■ What you are asked to do
Search the records for lines with the word "technologies" and copy each match.

■ Entries shown
━━━━

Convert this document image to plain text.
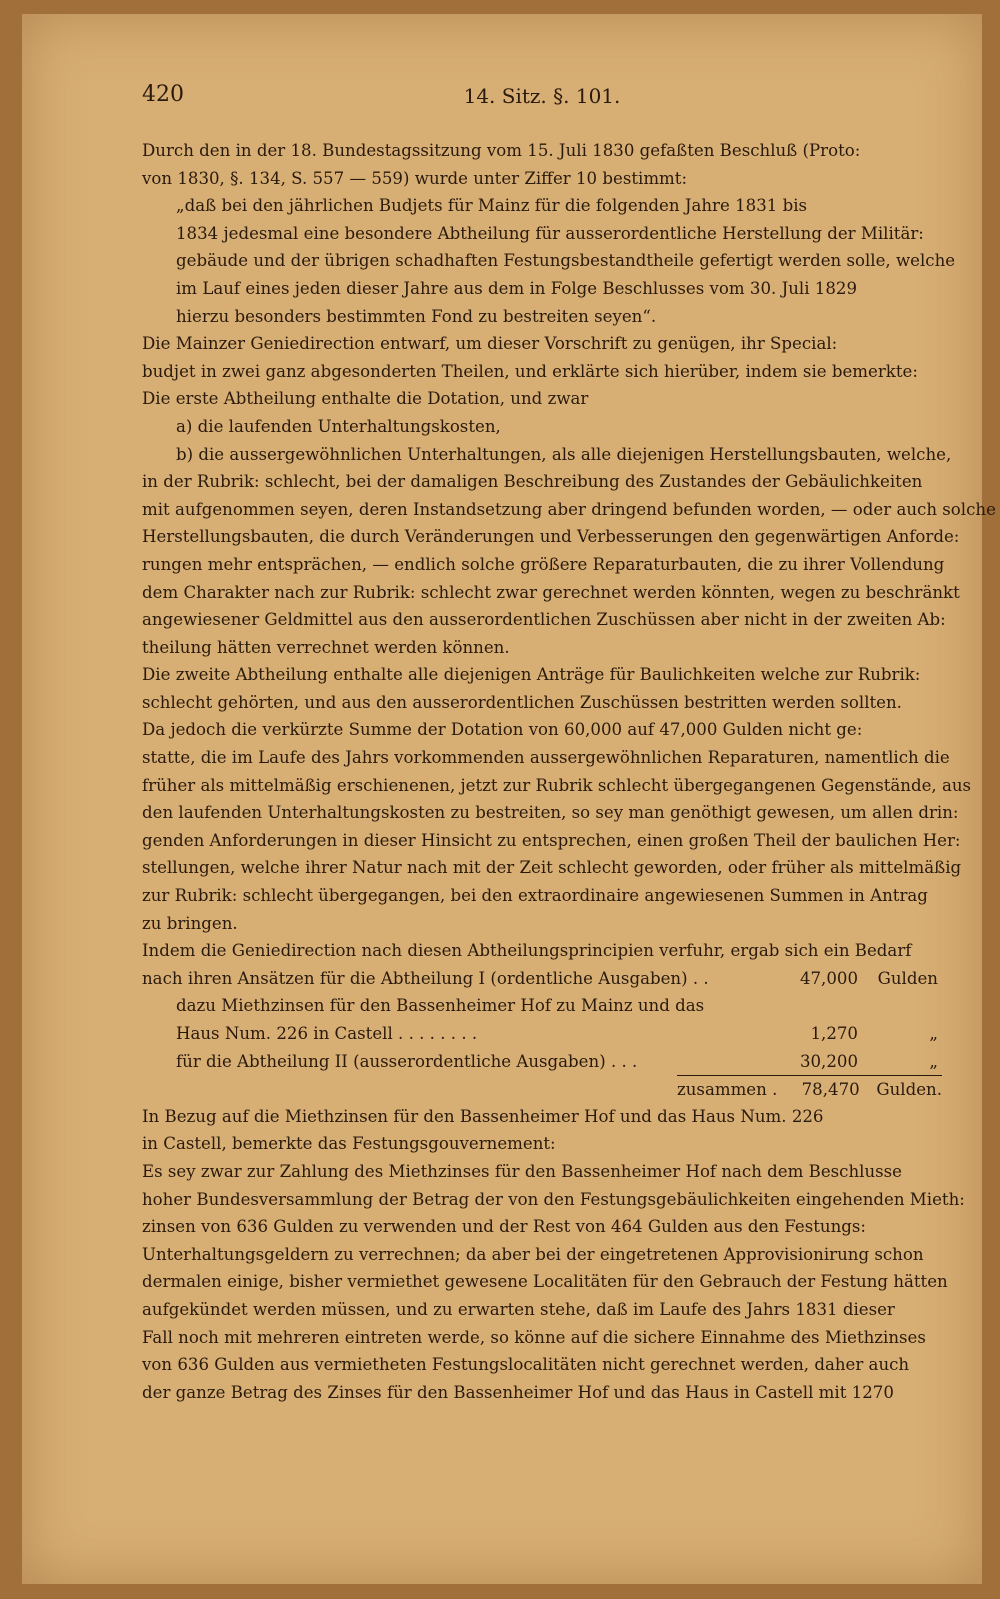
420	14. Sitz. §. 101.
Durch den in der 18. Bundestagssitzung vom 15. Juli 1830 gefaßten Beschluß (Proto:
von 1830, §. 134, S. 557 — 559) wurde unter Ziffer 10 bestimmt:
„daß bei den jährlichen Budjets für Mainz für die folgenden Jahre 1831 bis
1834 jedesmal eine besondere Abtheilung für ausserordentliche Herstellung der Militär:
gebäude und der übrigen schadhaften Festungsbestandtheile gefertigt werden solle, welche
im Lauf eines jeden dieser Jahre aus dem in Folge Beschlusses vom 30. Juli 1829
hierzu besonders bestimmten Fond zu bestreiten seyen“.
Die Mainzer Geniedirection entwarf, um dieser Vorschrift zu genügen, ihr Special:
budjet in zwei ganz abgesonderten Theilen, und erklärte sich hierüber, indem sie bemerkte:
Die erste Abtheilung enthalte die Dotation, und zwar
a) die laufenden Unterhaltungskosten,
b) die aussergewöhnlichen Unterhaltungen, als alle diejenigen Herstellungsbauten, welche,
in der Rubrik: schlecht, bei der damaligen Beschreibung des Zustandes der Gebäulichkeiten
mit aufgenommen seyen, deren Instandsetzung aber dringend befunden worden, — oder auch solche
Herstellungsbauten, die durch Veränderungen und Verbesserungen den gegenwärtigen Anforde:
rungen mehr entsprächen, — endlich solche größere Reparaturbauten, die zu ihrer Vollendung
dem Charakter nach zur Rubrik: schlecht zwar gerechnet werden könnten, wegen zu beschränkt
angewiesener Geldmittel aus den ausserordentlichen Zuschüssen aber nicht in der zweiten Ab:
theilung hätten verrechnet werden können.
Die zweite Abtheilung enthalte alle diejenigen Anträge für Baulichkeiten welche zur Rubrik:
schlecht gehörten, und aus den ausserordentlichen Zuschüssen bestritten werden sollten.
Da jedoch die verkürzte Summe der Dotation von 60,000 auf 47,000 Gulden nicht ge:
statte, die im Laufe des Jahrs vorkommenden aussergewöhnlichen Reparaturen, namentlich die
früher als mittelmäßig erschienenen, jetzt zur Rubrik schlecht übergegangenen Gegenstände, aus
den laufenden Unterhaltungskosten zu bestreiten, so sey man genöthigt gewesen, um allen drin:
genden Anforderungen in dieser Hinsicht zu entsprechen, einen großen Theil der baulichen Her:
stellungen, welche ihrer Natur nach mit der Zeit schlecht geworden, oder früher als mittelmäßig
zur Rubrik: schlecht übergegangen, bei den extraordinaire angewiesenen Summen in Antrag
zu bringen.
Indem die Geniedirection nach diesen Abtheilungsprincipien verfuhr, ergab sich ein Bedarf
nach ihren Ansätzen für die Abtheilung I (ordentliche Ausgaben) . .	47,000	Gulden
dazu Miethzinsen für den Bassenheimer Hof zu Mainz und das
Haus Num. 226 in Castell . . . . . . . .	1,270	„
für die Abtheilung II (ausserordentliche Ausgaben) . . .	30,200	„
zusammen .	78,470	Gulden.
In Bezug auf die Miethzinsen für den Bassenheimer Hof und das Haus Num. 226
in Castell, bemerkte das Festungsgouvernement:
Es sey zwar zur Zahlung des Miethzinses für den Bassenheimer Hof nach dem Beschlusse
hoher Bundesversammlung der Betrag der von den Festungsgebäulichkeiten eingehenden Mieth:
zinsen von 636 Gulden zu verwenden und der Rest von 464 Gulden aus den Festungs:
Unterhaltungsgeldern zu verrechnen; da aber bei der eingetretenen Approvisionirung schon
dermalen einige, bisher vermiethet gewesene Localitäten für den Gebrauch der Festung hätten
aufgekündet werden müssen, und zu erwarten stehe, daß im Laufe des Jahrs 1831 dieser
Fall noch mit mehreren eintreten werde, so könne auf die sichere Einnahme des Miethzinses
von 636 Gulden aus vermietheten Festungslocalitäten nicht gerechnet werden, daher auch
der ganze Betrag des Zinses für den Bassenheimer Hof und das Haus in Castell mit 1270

━━━━

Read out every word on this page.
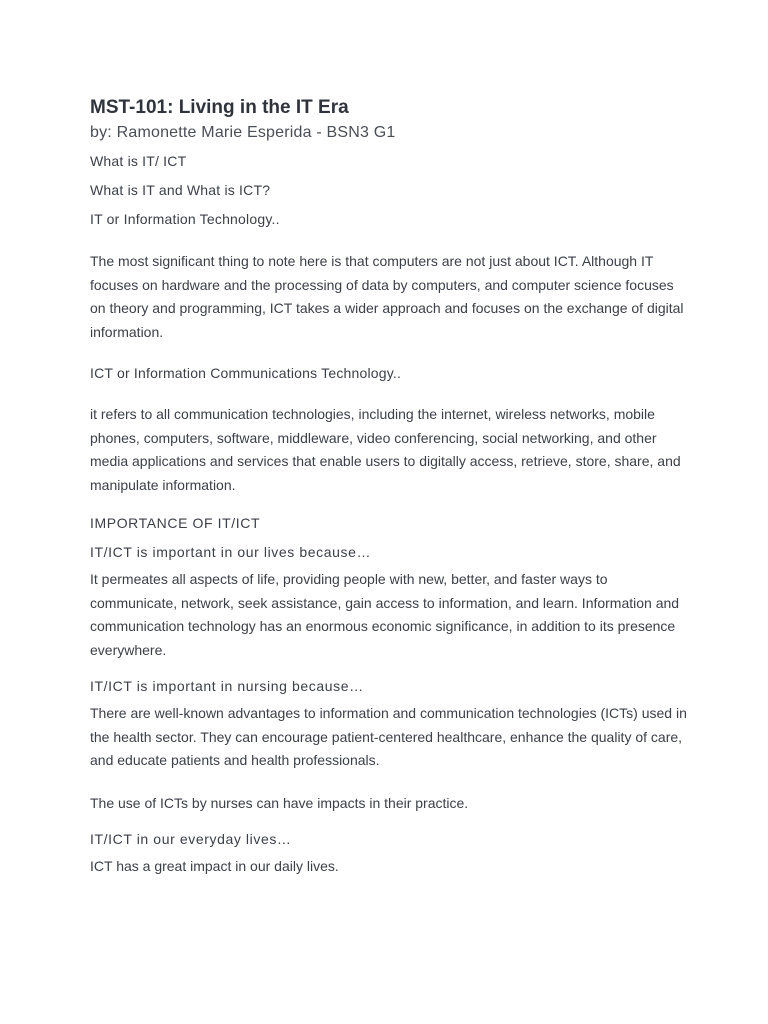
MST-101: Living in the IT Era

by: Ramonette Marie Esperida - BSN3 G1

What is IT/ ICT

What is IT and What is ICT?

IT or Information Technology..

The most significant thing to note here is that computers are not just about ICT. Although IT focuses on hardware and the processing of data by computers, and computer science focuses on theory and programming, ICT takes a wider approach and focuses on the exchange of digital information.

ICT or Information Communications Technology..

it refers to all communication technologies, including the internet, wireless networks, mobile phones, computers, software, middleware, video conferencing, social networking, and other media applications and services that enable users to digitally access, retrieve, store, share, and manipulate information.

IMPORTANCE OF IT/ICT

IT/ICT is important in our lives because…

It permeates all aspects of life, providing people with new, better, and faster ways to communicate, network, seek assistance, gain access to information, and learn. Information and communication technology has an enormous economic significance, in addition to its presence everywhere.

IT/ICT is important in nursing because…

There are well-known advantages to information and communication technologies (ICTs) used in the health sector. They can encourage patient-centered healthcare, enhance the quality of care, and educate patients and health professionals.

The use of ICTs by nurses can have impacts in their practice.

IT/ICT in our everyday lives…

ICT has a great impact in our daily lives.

━━━━

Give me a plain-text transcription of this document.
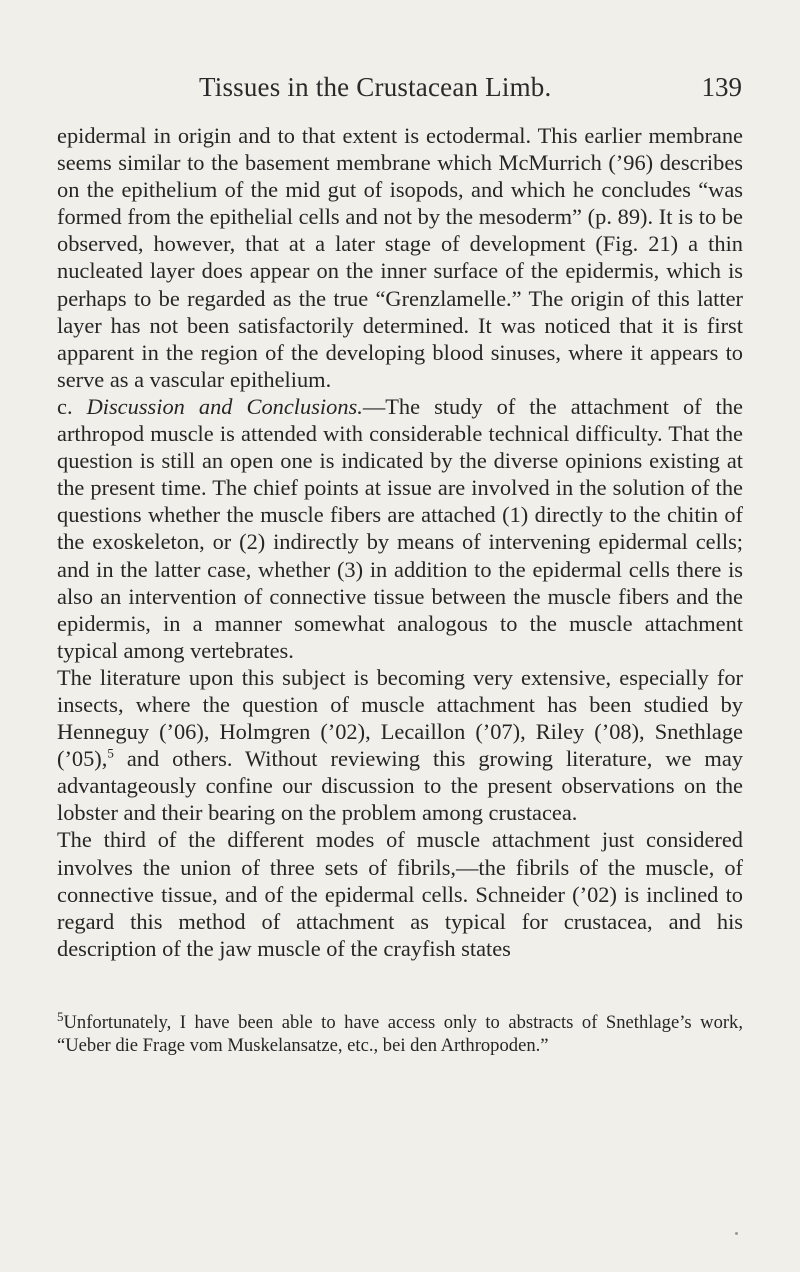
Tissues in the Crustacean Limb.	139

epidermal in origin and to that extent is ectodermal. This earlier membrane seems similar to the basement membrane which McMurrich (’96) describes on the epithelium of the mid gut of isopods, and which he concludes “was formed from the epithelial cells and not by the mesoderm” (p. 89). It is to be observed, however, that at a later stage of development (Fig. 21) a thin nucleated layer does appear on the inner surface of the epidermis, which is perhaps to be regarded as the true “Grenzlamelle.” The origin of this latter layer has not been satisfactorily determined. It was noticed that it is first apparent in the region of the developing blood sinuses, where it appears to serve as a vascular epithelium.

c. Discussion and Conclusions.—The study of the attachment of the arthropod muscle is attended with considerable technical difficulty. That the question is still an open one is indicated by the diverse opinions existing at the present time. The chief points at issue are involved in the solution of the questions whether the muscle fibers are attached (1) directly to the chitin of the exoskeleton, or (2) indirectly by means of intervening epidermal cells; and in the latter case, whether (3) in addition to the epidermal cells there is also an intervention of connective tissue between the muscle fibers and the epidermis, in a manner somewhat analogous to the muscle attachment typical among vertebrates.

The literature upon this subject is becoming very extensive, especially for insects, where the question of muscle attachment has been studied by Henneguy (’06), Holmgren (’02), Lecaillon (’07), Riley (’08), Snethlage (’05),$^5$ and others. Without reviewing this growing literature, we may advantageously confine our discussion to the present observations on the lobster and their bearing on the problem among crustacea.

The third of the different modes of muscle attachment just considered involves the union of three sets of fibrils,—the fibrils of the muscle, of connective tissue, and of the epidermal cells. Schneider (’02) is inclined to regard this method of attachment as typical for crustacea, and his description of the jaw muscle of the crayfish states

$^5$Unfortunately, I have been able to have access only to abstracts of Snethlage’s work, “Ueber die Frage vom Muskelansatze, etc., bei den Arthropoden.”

━━━━

■ Completed task
it refers to all communication technologies, including the internet, wireless networks, mobile phones, computers, software, middleware, video conferencing, social networking, and other media applications and services that enable users to digitally access, retrieve, store, share, and manipulate information.
There are well-known advantages to information and communication technologies (ICTs) used in the health sector. They can encourage patient-centered healthcare, enhance the quality of care, and educate patients and health professionals.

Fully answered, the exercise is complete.